* **EXERCISE GOAL**: Will you quote all of the entries, word for word?
****
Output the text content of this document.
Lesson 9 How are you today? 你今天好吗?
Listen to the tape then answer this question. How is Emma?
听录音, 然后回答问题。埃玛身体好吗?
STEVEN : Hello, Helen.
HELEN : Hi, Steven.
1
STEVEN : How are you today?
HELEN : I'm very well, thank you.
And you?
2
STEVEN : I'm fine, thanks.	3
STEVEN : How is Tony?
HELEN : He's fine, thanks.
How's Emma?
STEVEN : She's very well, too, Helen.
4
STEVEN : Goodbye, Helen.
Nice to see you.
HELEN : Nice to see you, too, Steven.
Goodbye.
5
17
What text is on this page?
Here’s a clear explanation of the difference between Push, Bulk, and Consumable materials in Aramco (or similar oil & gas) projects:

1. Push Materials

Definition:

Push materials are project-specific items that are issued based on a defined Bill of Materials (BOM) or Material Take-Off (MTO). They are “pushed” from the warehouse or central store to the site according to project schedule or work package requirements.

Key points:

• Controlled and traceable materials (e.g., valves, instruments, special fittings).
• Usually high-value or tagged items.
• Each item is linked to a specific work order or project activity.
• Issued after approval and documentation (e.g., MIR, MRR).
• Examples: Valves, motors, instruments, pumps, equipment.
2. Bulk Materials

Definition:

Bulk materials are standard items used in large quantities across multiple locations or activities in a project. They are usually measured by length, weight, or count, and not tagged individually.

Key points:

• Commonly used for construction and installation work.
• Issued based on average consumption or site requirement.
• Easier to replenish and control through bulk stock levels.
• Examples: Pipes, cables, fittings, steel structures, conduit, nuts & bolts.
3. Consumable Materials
****
* **CORRECT OUTPUT**:
Output the text content of this document.
Lesson 9 How are you today? 你今天好吗?
Listen to the tape then answer this question. How is Emma?
听录音, 然后回答问题。埃玛身体好吗?
STEVEN : Hello, Helen.
HELEN : Hi, Steven.
1
STEVEN : How are you today?
HELEN : I'm very well, thank you.
And you?
2
STEVEN : I'm fine, thanks.	3
STEVEN : How is Tony?
HELEN : He's fine, thanks.
How's Emma?
STEVEN : She's very well, too, Helen.
4
STEVEN : Goodbye, Helen.
Nice to see you.
HELEN : Nice to see you, too, Steven.
Goodbye.
5
17
What text is on this page?
Here’s a clear explanation of the difference between Push, Bulk, and Consumable materials in Aramco (or similar oil & gas) projects:

1. Push Materials

Definition:

Push materials are project-specific items that are issued based on a defined Bill of Materials (BOM) or Material Take-Off (MTO). They are “pushed” from the warehouse or central store to the site according to project schedule or work package requirements.

Key points:

• Controlled and traceable materials (e.g., valves, instruments, special fittings).
• Usually high-value or tagged items.
• Each item is linked to a specific work order or project activity.
• Issued after approval and documentation (e.g., MIR, MRR).
• Examples: Valves, motors, instruments, pumps, equipment.
2. Bulk Materials

Definition:

Bulk materials are standard items used in large quantities across multiple locations or activities in a project. They are usually measured by length, weight, or count, and not tagged individually.

Key points:

• Commonly used for construction and installation work.
• Issued based on average consumption or site requirement.
• Easier to replenish and control through bulk stock levels.
• Examples: Pipes, cables, fittings, steel structures, conduit, nuts & bolts.
3. Consumable Materials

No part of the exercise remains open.